[TEXT EXCERPT]:
▽

Actually, now I can't take Zippity. My DH pitched a fit when I told him. *blush* I'm sorry Jackie, I should have talked to him first. I swore to him up and down that I wouldn't cram another tank in the house. So he called me on it. So Starbright, you're up!


----------



## 1fish2fish (Sep 10, 2009)

Aww thats too bad. I understand though. Maybe once the boys are available you'll be able to convince him LOL. Don't worry I'm sure I'll find a great home for Zippity and if not she'll be happy with me.

Starbright.. are you still interested?

ETA: I'm doing water changes today so I'll be posting some current pictures of all the rescues in a picture thread later this evening. So far only the girls are up for adoption but hopefully now that I have extra heaters and can do some switching the boys will start to heal faster and will be able to go out in a few weeks.


----------



## vaygirl (Sep 10, 2009)

One can dream right? He's right though. I JUST got Huey (formerly Nugget) and I promised he would be the last if I could get him. I must abide by my word.  Thanks for understanding.

I know they'll get good homes. We have great people here.


----------



## bloo97 (Mar 6, 2010)

△

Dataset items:
▽

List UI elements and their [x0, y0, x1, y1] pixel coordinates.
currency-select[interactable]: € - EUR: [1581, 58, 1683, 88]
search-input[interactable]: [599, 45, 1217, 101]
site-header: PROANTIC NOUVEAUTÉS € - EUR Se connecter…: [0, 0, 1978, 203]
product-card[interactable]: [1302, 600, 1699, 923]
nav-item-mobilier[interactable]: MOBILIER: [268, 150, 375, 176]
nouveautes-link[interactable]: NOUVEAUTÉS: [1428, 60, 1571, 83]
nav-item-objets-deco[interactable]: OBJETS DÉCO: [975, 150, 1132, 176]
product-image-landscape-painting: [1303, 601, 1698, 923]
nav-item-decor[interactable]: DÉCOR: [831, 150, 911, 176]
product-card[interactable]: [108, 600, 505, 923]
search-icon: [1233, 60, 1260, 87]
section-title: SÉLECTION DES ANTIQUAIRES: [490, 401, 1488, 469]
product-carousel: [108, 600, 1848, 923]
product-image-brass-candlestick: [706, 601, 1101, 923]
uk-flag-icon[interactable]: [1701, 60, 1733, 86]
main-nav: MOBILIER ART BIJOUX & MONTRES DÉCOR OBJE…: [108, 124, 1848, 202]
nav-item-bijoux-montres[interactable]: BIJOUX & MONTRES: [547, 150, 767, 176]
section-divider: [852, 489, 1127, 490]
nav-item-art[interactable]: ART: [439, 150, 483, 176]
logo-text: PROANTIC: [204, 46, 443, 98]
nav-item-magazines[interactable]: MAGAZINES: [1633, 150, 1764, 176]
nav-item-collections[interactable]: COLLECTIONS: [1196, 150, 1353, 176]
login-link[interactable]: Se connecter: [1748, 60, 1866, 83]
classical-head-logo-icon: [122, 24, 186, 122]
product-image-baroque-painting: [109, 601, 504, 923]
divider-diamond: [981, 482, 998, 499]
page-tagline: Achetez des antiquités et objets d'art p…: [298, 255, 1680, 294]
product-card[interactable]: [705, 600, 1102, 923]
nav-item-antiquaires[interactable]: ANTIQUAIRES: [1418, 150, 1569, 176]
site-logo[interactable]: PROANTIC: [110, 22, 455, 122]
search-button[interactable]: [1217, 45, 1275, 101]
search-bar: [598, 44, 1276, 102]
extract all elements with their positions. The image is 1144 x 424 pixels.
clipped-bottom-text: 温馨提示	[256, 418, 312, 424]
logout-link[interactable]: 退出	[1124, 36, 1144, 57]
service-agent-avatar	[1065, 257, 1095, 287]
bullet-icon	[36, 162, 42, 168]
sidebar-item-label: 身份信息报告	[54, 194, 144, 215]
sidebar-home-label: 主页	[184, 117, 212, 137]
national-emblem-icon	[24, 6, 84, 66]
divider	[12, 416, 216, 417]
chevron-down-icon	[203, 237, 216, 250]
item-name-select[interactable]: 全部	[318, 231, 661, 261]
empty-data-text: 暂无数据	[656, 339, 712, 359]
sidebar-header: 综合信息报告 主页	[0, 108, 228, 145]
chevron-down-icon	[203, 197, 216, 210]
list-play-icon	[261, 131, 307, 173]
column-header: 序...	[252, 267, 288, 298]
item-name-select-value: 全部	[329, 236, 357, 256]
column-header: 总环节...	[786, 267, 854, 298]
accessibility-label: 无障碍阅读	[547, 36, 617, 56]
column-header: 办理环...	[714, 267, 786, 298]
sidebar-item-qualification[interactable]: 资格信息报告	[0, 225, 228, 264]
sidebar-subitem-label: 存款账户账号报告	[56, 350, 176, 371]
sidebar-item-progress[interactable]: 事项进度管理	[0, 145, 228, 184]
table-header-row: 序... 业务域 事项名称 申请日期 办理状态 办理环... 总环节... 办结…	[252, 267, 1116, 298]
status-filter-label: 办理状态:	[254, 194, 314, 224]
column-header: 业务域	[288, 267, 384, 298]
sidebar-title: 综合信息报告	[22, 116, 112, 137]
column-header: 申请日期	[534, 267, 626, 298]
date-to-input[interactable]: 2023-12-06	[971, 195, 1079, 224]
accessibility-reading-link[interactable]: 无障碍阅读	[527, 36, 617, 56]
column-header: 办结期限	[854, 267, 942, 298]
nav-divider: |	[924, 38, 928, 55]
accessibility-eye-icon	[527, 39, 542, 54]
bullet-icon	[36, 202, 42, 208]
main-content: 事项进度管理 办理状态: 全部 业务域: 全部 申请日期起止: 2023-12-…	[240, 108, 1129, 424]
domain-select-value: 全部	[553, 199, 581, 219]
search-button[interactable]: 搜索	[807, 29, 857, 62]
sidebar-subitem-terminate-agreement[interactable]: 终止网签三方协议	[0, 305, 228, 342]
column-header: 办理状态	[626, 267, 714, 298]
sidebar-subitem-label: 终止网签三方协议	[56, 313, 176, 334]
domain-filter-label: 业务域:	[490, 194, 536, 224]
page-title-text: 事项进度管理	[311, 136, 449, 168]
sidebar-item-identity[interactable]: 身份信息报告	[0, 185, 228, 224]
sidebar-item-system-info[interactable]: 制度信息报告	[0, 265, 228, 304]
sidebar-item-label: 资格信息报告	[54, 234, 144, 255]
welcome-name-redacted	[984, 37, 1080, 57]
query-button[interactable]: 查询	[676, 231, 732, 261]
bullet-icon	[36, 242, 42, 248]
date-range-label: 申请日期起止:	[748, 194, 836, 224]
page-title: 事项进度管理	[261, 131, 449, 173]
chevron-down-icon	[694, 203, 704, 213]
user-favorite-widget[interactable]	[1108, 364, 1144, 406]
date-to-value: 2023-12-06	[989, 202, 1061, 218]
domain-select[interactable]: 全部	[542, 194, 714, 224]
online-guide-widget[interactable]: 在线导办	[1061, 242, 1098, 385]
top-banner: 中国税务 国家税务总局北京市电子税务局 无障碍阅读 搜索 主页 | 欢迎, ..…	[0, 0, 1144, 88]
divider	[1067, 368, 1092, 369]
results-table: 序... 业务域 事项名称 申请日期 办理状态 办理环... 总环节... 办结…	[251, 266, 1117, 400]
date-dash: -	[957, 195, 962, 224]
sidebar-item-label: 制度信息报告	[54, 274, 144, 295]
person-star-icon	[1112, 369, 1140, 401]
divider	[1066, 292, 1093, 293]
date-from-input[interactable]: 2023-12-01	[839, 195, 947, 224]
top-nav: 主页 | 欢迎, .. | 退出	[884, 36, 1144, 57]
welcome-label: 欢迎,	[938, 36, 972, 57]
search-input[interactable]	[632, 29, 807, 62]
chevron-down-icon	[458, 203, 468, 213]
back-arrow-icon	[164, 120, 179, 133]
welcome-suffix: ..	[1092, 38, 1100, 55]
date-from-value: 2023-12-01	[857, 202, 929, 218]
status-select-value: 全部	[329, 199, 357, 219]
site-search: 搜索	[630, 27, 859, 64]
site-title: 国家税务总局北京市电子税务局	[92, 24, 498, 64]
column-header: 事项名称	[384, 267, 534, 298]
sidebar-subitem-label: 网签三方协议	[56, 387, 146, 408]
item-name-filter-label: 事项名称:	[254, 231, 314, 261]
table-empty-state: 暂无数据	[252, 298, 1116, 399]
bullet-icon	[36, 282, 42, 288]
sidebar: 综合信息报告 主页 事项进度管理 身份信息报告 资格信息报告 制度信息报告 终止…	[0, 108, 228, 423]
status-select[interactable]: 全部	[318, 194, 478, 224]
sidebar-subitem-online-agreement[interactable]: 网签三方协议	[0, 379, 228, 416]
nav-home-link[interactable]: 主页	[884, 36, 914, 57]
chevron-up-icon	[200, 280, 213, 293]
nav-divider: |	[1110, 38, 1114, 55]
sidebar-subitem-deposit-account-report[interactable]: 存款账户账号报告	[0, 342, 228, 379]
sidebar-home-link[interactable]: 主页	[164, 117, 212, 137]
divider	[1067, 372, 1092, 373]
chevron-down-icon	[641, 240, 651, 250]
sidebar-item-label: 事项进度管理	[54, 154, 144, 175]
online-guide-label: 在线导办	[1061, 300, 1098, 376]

△

[OBJECTIVES]:
a: Return the stretch of the records from their start through the line that contains "logo-text: PROANTIC: [204, 46, 443, 98]", both ends included, with each line reproduced verbatim.
b: Take the forum thread about rehoming rescued fish further, picking up from where it stops.
The forum thread and the records are unrelated to each other.

[EXPECTED OUTPUTS]:
a:
List UI elements and their [x0, y0, x1, y1] pixel coordinates.
currency-select[interactable]: € - EUR: [1581, 58, 1683, 88]
search-input[interactable]: [599, 45, 1217, 101]
site-header: PROANTIC NOUVEAUTÉS € - EUR Se connecter…: [0, 0, 1978, 203]
product-card[interactable]: [1302, 600, 1699, 923]
nav-item-mobilier[interactable]: MOBILIER: [268, 150, 375, 176]
nouveautes-link[interactable]: NOUVEAUTÉS: [1428, 60, 1571, 83]
nav-item-objets-deco[interactable]: OBJETS DÉCO: [975, 150, 1132, 176]
product-image-landscape-painting: [1303, 601, 1698, 923]
nav-item-decor[interactable]: DÉCOR: [831, 150, 911, 176]
product-card[interactable]: [108, 600, 505, 923]
search-icon: [1233, 60, 1260, 87]
section-title: SÉLECTION DES ANTIQUAIRES: [490, 401, 1488, 469]
product-carousel: [108, 600, 1848, 923]
product-image-brass-candlestick: [706, 601, 1101, 923]
uk-flag-icon[interactable]: [1701, 60, 1733, 86]
main-nav: MOBILIER ART BIJOUX & MONTRES DÉCOR OBJE…: [108, 124, 1848, 202]
nav-item-bijoux-montres[interactable]: BIJOUX & MONTRES: [547, 150, 767, 176]
section-divider: [852, 489, 1127, 490]
nav-item-art[interactable]: ART: [439, 150, 483, 176]
logo-text: PROANTIC: [204, 46, 443, 98]

b:
Pics!!!


----------



## 1fish2fish (Sep 10, 2009)

Yeah.. I'm lucky my roommate doesn't care as long as I keep most of the tanks in my room LOL.. she just has written me off as crazy LOL

Bloo.. I'm working on it . Its very hard to get good pictures of the girls because they swim so fast! Right now I'm waiting for the water temps to be approx. normal then I'll put them back in their tanks and get pics.


----------



## Starbright (Apr 26, 2009)

I'm sorry :[ my mom's also being really paranoid about getting new fish. I'm sure you'll find awesome homes for them! I thought Zippity was the cutest tho >_<


----------



## 1fish2fish (Sep 10, 2009)

Its alright. I appreciate the interest. I'll try to get some good pictures of her so you can at least appreciate her from afar 

Update: Doggyhog adopted Rosie!!!!


----------



## TeenyTinyTofu (Feb 7, 2010)

1fish2fish said:


> Update: Doggyhog adopted Rosie!!!!


Yay!! Congrats DoggyHog! Rosie is a pretty girl, I was admiring her in the photo thread you posted. Glad she's headed to a great new home!


----------



## BettaxFishxCrazy (Sep 5, 2009)

Yayyy!!


----------



## dramaqueen (Jul 7, 2008)

Yay! I'm glad!


----------



## doggyhog (Apr 30, 2009)

Me too!!!!!

1f2f, PM me for details when you find out all the shipping info. You wanna do paypal?


----------



## 1fish2fish (Sep 10, 2009)

Zippity will be going to Veronicamarae 

Thanks guys for all the support! I hope its this easy to find homes for the boys :-D


----------



## Maryrox247 (Aug 10, 2009)

PICS i am making a sorority so i want PICS! Lol!


----------



## 1fish2fish (Sep 10, 2009)

Maryrox.. I just replied to your PM  pics are in a thread in the pics section.


----------



## 1fish2fish (Sep 10, 2009)

YAY!!! Found a home for Zippity on my other forum!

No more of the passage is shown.